Task:
Write out every line of the material as it stands, apart from the pictures.

** START Given data **

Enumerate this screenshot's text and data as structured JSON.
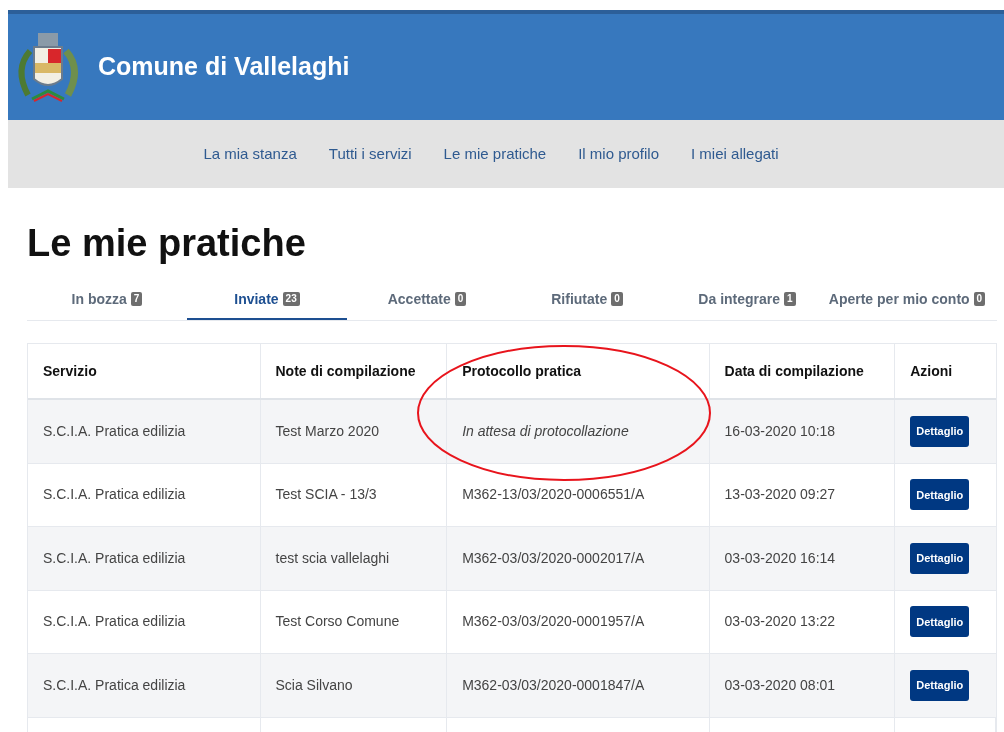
{
  "header": {
    "title": "Comune di Vallelaghi"
  },
  "nav": [
    {
      "label": "La mia stanza"
    },
    {
      "label": "Tutti i servizi"
    },
    {
      "label": "Le mie pratiche"
    },
    {
      "label": "Il mio profilo"
    },
    {
      "label": "I miei allegati"
    }
  ],
  "page_title": "Le mie pratiche",
  "tabs": [
    {
      "label": "In bozza",
      "count": "7",
      "selected": false
    },
    {
      "label": "Inviate",
      "count": "23",
      "selected": true
    },
    {
      "label": "Accettate",
      "count": "0",
      "selected": false
    },
    {
      "label": "Rifiutate",
      "count": "0",
      "selected": false
    },
    {
      "label": "Da integrare",
      "count": "1",
      "selected": false
    },
    {
      "label": "Aperte per mio conto",
      "count": "0",
      "selected": false
    }
  ],
  "table": {
    "columns": [
      "Servizio",
      "Note di compilazione",
      "Protocollo pratica",
      "Data di compilazione",
      "Azioni"
    ],
    "rows": [
      {
        "servizio": "S.C.I.A. Pratica edilizia",
        "note": "Test Marzo 2020",
        "protocollo": "In attesa di protocollazione",
        "pending": true,
        "circled": true,
        "data": "16-03-2020 10:18",
        "action": "Dettaglio"
      },
      {
        "servizio": "S.C.I.A. Pratica edilizia",
        "note": "Test SCIA - 13/3",
        "protocollo": "M362-13/03/2020-0006551/A",
        "pending": false,
        "circled": false,
        "data": "13-03-2020 09:27",
        "action": "Dettaglio"
      },
      {
        "servizio": "S.C.I.A. Pratica edilizia",
        "note": "test scia vallelaghi",
        "protocollo": "M362-03/03/2020-0002017/A",
        "pending": false,
        "circled": false,
        "data": "03-03-2020 16:14",
        "action": "Dettaglio"
      },
      {
        "servizio": "S.C.I.A. Pratica edilizia",
        "note": "Test Corso Comune",
        "protocollo": "M362-03/03/2020-0001957/A",
        "pending": false,
        "circled": false,
        "data": "03-03-2020 13:22",
        "action": "Dettaglio"
      },
      {
        "servizio": "S.C.I.A. Pratica edilizia",
        "note": "Scia Silvano",
        "protocollo": "M362-03/03/2020-0001847/A",
        "pending": false,
        "circled": false,
        "data": "03-03-2020 08:01",
        "action": "Dettaglio"
      }
    ]
  }
}
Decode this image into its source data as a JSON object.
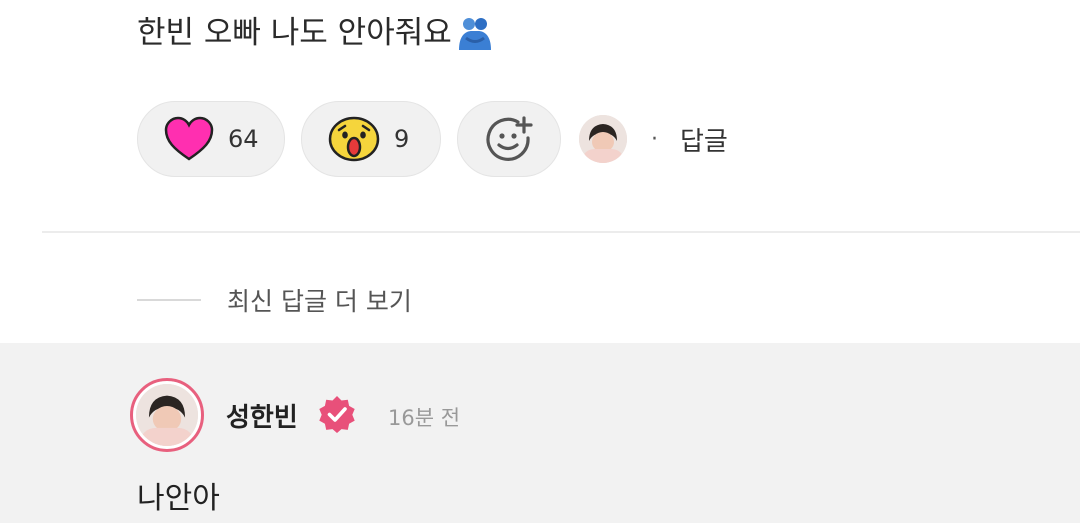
{
  "post": {
    "text": "한빈 오빠 나도 안아줘요",
    "emoji_icon": "people-hugging-icon"
  },
  "reactions": {
    "heart": {
      "icon": "heart-icon",
      "count": "64",
      "color": "#ff2fb0"
    },
    "wow": {
      "icon": "surprised-face-icon",
      "count": "9",
      "color": "#f5d53c"
    },
    "add": {
      "icon": "add-reaction-icon"
    }
  },
  "reply_link": "답글",
  "more_replies": "최신 답글 더 보기",
  "reply": {
    "name": "성한빈",
    "time": "16분 전",
    "text": "나안아",
    "badge_color": "#e8507a"
  }
}
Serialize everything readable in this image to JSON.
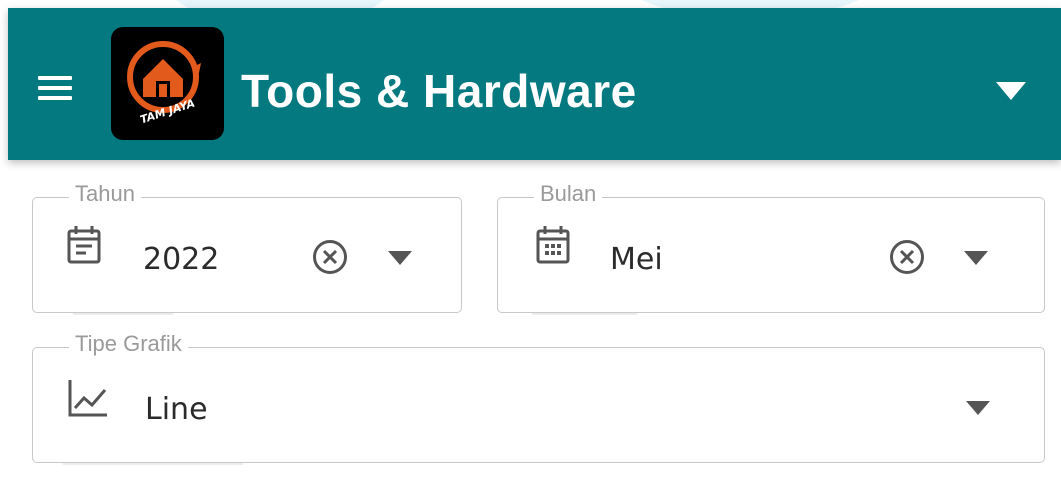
{
  "app": {
    "title": "Tools & Hardware",
    "logo_text": "TAM JAYA",
    "brand_color": "#047a80",
    "logo_accent": "#e25a1c"
  },
  "icons": {
    "menu": "hamburger-menu-icon",
    "header_dropdown": "caret-down-icon",
    "year": "calendar-month-icon",
    "month": "calendar-grid-icon",
    "chart_type": "line-chart-icon",
    "clear": "close-circle-icon"
  },
  "filters": {
    "tahun": {
      "label": "Tahun",
      "value": "2022"
    },
    "bulan": {
      "label": "Bulan",
      "value": "Mei"
    },
    "tipe_grafik": {
      "label": "Tipe Grafik",
      "value": "Line"
    }
  }
}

** END Given data **

Written answer:
Enumerate this screenshot's text and data as structured JSON.
{
  "header": {
    "title": "Comune di Vallelaghi"
  },
  "nav": [
    {
      "label": "La mia stanza"
    },
    {
      "label": "Tutti i servizi"
    },
    {
      "label": "Le mie pratiche"
    },
    {
      "label": "Il mio profilo"
    },
    {
      "label": "I miei allegati"
    }
  ],
  "page_title": "Le mie pratiche",
  "tabs": [
    {
      "label": "In bozza",
      "count": "7",
      "selected": false
    },
    {
      "label": "Inviate",
      "count": "23",
      "selected": true
    },
    {
      "label": "Accettate",
      "count": "0",
      "selected": false
    },
    {
      "label": "Rifiutate",
      "count": "0",
      "selected": false
    },
    {
      "label": "Da integrare",
      "count": "1",
      "selected": false
    },
    {
      "label": "Aperte per mio conto",
      "count": "0",
      "selected": false
    }
  ],
  "table": {
    "columns": [
      "Servizio",
      "Note di compilazione",
      "Protocollo pratica",
      "Data di compilazione",
      "Azioni"
    ],
    "rows": [
      {
        "servizio": "S.C.I.A. Pratica edilizia",
        "note": "Test Marzo 2020",
        "protocollo": "In attesa di protocollazione",
        "pending": true,
        "circled": true,
        "data": "16-03-2020 10:18",
        "action": "Dettaglio"
      },
      {
        "servizio": "S.C.I.A. Pratica edilizia",
        "note": "Test SCIA - 13/3",
        "protocollo": "M362-13/03/2020-0006551/A",
        "pending": false,
        "circled": false,
        "data": "13-03-2020 09:27",
        "action": "Dettaglio"
      },
      {
        "servizio": "S.C.I.A. Pratica edilizia",
        "note": "test scia vallelaghi",
        "protocollo": "M362-03/03/2020-0002017/A",
        "pending": false,
        "circled": false,
        "data": "03-03-2020 16:14",
        "action": "Dettaglio"
      },
      {
        "servizio": "S.C.I.A. Pratica edilizia",
        "note": "Test Corso Comune",
        "protocollo": "M362-03/03/2020-0001957/A",
        "pending": false,
        "circled": false,
        "data": "03-03-2020 13:22",
        "action": "Dettaglio"
      },
      {
        "servizio": "S.C.I.A. Pratica edilizia",
        "note": "Scia Silvano",
        "protocollo": "M362-03/03/2020-0001847/A",
        "pending": false,
        "circled": false,
        "data": "03-03-2020 08:01",
        "action": "Dettaglio"
      }
    ]
  }
}
Decode this image into its source data as a JSON object.
{
  "post": {
    "text": "한빈 오빠 나도 안아줘요",
    "emoji_icon": "people-hugging-icon"
  },
  "reactions": {
    "heart": {
      "icon": "heart-icon",
      "count": "64",
      "color": "#ff2fb0"
    },
    "wow": {
      "icon": "surprised-face-icon",
      "count": "9",
      "color": "#f5d53c"
    },
    "add": {
      "icon": "add-reaction-icon"
    }
  },
  "reply_link": "답글",
  "more_replies": "최신 답글 더 보기",
  "reply": {
    "name": "성한빈",
    "time": "16분 전",
    "text": "나안아",
    "badge_color": "#e8507a"
  }
}
Serialize everything readable in this image to JSON.
{
  "app": {
    "title": "Tools & Hardware",
    "logo_text": "TAM JAYA",
    "brand_color": "#047a80",
    "logo_accent": "#e25a1c"
  },
  "icons": {
    "menu": "hamburger-menu-icon",
    "header_dropdown": "caret-down-icon",
    "year": "calendar-month-icon",
    "month": "calendar-grid-icon",
    "chart_type": "line-chart-icon",
    "clear": "close-circle-icon"
  },
  "filters": {
    "tahun": {
      "label": "Tahun",
      "value": "2022"
    },
    "bulan": {
      "label": "Bulan",
      "value": "Mei"
    },
    "tipe_grafik": {
      "label": "Tipe Grafik",
      "value": "Line"
    }
  }
}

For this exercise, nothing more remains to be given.